* PROMPT
Starting at the line that contains "OCR this image.", copy each line through the final one exactly as written.

▬▬▬▬▬▬▬▬▬▬

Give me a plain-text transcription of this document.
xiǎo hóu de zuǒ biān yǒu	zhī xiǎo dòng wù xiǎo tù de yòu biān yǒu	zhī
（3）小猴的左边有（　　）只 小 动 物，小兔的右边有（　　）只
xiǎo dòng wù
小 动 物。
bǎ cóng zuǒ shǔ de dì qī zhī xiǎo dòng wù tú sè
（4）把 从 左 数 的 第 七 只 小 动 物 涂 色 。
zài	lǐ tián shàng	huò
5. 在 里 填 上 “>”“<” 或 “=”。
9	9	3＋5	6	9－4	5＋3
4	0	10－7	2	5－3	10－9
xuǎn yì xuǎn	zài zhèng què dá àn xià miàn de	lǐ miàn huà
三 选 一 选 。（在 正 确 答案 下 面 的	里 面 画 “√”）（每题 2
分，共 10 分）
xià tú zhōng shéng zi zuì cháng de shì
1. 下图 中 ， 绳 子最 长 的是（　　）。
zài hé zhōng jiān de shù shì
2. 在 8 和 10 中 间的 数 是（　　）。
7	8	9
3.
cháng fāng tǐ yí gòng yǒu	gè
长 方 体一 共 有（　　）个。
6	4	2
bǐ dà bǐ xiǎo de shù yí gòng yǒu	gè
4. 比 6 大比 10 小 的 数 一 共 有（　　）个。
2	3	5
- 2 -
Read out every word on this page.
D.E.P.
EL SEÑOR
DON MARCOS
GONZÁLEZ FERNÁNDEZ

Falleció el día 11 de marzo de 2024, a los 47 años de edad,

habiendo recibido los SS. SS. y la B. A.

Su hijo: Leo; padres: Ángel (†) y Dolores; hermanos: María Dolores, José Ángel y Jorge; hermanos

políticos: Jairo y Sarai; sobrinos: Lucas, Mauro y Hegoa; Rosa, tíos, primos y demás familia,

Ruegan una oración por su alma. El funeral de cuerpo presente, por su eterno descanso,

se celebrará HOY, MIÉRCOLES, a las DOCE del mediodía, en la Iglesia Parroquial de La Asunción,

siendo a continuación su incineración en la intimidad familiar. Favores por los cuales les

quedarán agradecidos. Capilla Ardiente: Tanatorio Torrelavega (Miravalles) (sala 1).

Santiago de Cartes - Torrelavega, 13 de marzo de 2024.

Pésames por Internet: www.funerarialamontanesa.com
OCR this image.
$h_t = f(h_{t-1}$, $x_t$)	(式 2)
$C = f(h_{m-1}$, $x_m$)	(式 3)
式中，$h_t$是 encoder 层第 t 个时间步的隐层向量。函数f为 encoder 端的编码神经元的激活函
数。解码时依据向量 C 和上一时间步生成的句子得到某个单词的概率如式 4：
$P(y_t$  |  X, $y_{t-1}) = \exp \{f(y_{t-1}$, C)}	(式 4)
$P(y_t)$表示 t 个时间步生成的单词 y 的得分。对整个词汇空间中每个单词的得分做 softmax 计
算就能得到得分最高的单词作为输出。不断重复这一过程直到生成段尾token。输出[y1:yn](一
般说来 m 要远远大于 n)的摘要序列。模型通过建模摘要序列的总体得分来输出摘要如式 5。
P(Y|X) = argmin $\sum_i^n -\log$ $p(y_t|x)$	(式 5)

▬▬▬▬▬▬▬▬▬▬

* SOLUTION
OCR this image.
$h_t = f(h_{t-1}$, $x_t$)	(式 2)
$C = f(h_{m-1}$, $x_m$)	(式 3)
式中，$h_t$是 encoder 层第 t 个时间步的隐层向量。函数f为 encoder 端的编码神经元的激活函
数。解码时依据向量 C 和上一时间步生成的句子得到某个单词的概率如式 4：
$P(y_t$  |  X, $y_{t-1}) = \exp \{f(y_{t-1}$, C)}	(式 4)
$P(y_t)$表示 t 个时间步生成的单词 y 的得分。对整个词汇空间中每个单词的得分做 softmax 计
算就能得到得分最高的单词作为输出。不断重复这一过程直到生成段尾token。输出[y1:yn](一
般说来 m 要远远大于 n)的摘要序列。模型通过建模摘要序列的总体得分来输出摘要如式 5。
P(Y|X) = argmin $\sum_i^n -\log$ $p(y_t|x)$	(式 5)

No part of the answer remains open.